SHORT EXERCISE – Write out the material exactly, with the pictures left out.

>> start

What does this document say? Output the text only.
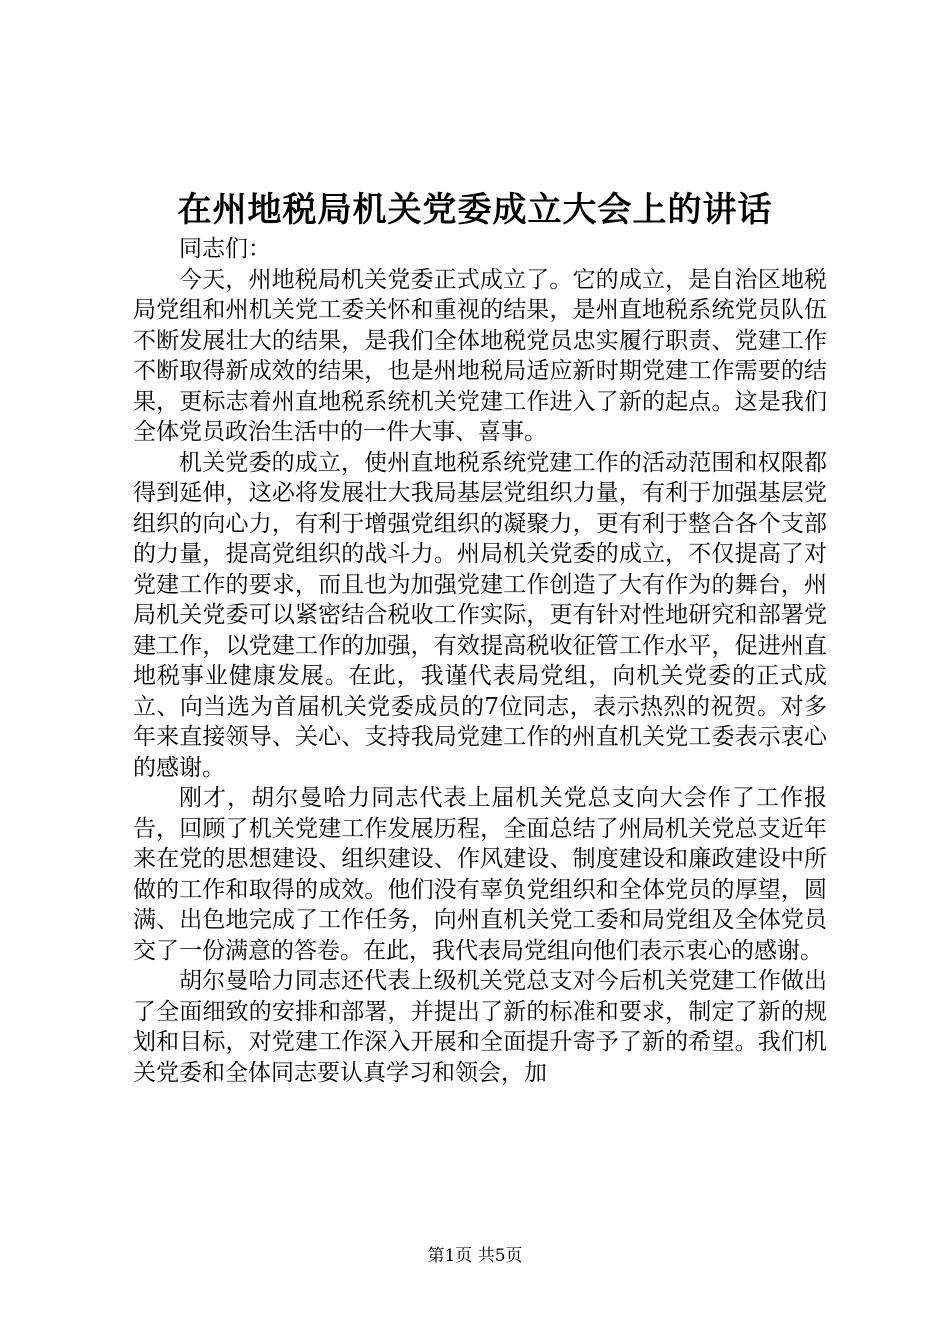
在州地税局机关党委成立大会上的讲话

同志们：

今天，州地税局机关党委正式成立了。它的成立，是自治区地税局党组和州机关党工委关怀和重视的结果，是州直地税系统党员队伍不断发展壮大的结果，是我们全体地税党员忠实履行职责、党建工作不断取得新成效的结果，也是州地税局适应新时期党建工作需要的结果，更标志着州直地税系统机关党建工作进入了新的起点。这是我们全体党员政治生活中的一件大事、喜事。

机关党委的成立，使州直地税系统党建工作的活动范围和权限都得到延伸，这必将发展壮大我局基层党组织力量，有利于加强基层党组织的向心力，有利于增强党组织的凝聚力，更有利于整合各个支部的力量，提高党组织的战斗力。州局机关党委的成立，不仅提高了对党建工作的要求，而且也为加强党建工作创造了大有作为的舞台，州局机关党委可以紧密结合税收工作实际，更有针对性地研究和部署党建工作，以党建工作的加强，有效提高税收征管工作水平，促进州直地税事业健康发展。在此，我谨代表局党组，向机关党委的正式成立、向当选为首届机关党委成员的7位同志，表示热烈的祝贺。对多年来直接领导、关心、支持我局党建工作的州直机关党工委表示衷心的感谢。

刚才，胡尔曼哈力同志代表上届机关党总支向大会作了工作报告，回顾了机关党建工作发展历程，全面总结了州局机关党总支近年来在党的思想建设、组织建设、作风建设、制度建设和廉政建设中所做的工作和取得的成效。他们没有辜负党组织和全体党员的厚望，圆满、出色地完成了工作任务，向州直机关党工委和局党组及全体党员交了一份满意的答卷。在此，我代表局党组向他们表示衷心的感谢。

胡尔曼哈力同志还代表上级机关党总支对今后机关党建工作做出了全面细致的安排和部署，并提出了新的标准和要求，制定了新的规划和目标，对党建工作深入开展和全面提升寄予了新的希望。我们机关党委和全体同志要认真学习和领会，加

第1页 共5页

>> end

RESULT OF THE EXERCISE –
What does this document say? Output the text only.
在州地税局机关党委成立大会上的讲话

同志们：

今天，州地税局机关党委正式成立了。它的成立，是自治区地税局党组和州机关党工委关怀和重视的结果，是州直地税系统党员队伍不断发展壮大的结果，是我们全体地税党员忠实履行职责、党建工作不断取得新成效的结果，也是州地税局适应新时期党建工作需要的结果，更标志着州直地税系统机关党建工作进入了新的起点。这是我们全体党员政治生活中的一件大事、喜事。

机关党委的成立，使州直地税系统党建工作的活动范围和权限都得到延伸，这必将发展壮大我局基层党组织力量，有利于加强基层党组织的向心力，有利于增强党组织的凝聚力，更有利于整合各个支部的力量，提高党组织的战斗力。州局机关党委的成立，不仅提高了对党建工作的要求，而且也为加强党建工作创造了大有作为的舞台，州局机关党委可以紧密结合税收工作实际，更有针对性地研究和部署党建工作，以党建工作的加强，有效提高税收征管工作水平，促进州直地税事业健康发展。在此，我谨代表局党组，向机关党委的正式成立、向当选为首届机关党委成员的7位同志，表示热烈的祝贺。对多年来直接领导、关心、支持我局党建工作的州直机关党工委表示衷心的感谢。

刚才，胡尔曼哈力同志代表上届机关党总支向大会作了工作报告，回顾了机关党建工作发展历程，全面总结了州局机关党总支近年来在党的思想建设、组织建设、作风建设、制度建设和廉政建设中所做的工作和取得的成效。他们没有辜负党组织和全体党员的厚望，圆满、出色地完成了工作任务，向州直机关党工委和局党组及全体党员交了一份满意的答卷。在此，我代表局党组向他们表示衷心的感谢。

胡尔曼哈力同志还代表上级机关党总支对今后机关党建工作做出了全面细致的安排和部署，并提出了新的标准和要求，制定了新的规划和目标，对党建工作深入开展和全面提升寄予了新的希望。我们机关党委和全体同志要认真学习和领会，加

第1页 共5页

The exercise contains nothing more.